◆ **Assignment**:
Copy every line of the entries that includes the word "voltage".

◆ **Supplied records**:
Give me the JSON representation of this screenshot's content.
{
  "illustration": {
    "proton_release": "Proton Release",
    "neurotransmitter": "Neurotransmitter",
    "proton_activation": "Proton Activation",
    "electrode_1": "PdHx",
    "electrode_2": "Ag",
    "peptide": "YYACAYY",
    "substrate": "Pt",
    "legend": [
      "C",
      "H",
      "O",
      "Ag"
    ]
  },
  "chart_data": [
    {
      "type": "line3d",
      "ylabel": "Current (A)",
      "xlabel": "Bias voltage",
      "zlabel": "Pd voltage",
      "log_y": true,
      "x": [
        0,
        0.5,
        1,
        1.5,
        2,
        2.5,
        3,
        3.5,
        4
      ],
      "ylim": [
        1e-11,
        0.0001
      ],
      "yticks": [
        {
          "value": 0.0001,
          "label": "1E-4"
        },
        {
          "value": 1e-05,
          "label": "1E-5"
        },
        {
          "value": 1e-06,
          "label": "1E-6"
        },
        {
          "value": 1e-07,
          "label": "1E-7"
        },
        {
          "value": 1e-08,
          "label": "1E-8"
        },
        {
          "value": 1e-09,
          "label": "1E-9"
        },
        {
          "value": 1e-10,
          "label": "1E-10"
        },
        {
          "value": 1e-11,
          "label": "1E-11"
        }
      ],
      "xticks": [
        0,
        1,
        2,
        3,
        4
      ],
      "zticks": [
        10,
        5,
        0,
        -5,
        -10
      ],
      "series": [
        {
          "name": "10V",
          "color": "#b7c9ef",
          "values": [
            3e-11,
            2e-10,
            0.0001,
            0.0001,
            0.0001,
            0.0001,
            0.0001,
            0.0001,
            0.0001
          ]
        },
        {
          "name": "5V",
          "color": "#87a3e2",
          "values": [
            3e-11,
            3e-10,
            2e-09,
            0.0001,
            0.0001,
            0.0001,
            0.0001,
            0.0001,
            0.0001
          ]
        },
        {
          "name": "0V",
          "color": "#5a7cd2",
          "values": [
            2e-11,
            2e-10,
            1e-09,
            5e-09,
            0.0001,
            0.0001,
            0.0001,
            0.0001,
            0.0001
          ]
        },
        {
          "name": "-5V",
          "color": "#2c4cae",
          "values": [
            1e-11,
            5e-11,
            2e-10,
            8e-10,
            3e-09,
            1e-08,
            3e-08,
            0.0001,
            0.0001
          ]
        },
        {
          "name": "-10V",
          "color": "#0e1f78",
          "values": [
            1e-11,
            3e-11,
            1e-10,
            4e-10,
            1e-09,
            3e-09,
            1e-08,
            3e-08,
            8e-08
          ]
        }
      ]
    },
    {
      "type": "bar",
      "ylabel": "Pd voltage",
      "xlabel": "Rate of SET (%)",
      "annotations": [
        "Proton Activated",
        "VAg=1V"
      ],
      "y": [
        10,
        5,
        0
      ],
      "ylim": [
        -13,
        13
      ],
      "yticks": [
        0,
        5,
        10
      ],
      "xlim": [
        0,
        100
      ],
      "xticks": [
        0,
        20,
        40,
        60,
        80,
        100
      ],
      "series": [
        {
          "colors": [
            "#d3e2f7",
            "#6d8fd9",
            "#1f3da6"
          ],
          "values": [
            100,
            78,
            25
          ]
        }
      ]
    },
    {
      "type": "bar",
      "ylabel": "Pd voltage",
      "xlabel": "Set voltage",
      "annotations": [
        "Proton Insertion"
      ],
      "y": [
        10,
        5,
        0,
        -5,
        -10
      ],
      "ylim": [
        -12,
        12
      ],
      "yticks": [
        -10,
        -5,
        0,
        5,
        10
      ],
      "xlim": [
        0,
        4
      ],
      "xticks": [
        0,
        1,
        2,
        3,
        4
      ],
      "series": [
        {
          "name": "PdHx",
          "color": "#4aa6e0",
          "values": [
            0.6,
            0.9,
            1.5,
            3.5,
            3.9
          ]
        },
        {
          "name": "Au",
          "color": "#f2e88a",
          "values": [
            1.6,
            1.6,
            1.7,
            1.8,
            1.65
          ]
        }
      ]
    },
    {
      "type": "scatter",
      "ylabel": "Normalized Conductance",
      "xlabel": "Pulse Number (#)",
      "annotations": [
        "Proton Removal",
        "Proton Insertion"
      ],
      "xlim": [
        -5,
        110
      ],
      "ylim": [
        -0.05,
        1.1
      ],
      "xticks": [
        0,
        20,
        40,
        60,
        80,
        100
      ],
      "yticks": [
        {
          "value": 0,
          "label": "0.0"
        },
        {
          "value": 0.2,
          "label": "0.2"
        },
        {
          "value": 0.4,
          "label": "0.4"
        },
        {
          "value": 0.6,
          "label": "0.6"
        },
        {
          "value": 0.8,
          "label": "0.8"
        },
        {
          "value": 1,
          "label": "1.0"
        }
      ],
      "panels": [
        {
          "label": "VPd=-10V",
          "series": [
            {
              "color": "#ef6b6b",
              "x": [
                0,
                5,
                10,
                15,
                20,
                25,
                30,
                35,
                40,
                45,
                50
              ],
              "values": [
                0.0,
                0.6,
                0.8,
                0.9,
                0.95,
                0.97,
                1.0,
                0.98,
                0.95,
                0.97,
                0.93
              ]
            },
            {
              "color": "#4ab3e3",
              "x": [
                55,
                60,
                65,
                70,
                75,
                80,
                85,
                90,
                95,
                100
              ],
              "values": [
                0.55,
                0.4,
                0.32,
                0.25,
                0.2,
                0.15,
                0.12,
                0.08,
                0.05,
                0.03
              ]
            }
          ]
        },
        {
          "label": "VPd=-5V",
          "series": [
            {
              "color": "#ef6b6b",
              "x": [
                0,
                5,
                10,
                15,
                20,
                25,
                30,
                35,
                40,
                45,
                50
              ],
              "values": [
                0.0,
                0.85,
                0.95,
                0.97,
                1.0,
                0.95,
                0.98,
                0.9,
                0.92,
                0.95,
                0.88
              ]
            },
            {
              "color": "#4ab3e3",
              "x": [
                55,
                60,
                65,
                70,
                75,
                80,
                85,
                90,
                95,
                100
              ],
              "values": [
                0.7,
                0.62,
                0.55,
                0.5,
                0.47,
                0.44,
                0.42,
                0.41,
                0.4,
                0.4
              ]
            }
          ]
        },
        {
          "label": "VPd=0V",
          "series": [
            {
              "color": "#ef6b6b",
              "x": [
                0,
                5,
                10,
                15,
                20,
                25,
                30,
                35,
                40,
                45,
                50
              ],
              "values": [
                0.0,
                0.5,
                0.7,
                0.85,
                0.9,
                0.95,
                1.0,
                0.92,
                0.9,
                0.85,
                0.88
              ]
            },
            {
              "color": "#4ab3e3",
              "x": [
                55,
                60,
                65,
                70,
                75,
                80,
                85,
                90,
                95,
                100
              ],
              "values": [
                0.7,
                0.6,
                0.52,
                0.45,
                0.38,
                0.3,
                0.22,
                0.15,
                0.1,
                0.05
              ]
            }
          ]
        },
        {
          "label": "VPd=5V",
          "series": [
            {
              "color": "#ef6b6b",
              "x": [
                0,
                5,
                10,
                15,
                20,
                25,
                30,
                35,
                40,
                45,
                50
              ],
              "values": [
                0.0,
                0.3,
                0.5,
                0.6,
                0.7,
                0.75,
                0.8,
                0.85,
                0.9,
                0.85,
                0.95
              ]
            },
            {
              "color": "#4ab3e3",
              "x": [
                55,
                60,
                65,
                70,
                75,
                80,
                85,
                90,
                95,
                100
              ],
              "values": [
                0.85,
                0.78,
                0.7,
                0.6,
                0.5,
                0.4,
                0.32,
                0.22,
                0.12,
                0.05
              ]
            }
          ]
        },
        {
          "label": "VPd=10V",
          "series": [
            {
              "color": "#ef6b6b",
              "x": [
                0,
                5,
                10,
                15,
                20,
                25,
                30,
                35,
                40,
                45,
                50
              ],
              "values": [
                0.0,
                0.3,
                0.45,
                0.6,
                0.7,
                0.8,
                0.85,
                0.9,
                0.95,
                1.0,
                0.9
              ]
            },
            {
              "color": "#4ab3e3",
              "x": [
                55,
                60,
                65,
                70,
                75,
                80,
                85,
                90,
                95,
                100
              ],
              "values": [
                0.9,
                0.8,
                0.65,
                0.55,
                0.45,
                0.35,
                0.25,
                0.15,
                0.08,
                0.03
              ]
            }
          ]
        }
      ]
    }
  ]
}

◆ **Answer to this problem**:
      "xlabel": "Bias voltage",
      "zlabel": "Pd voltage",
      "ylabel": "Pd voltage",
      "ylabel": "Pd voltage",
      "xlabel": "Set voltage",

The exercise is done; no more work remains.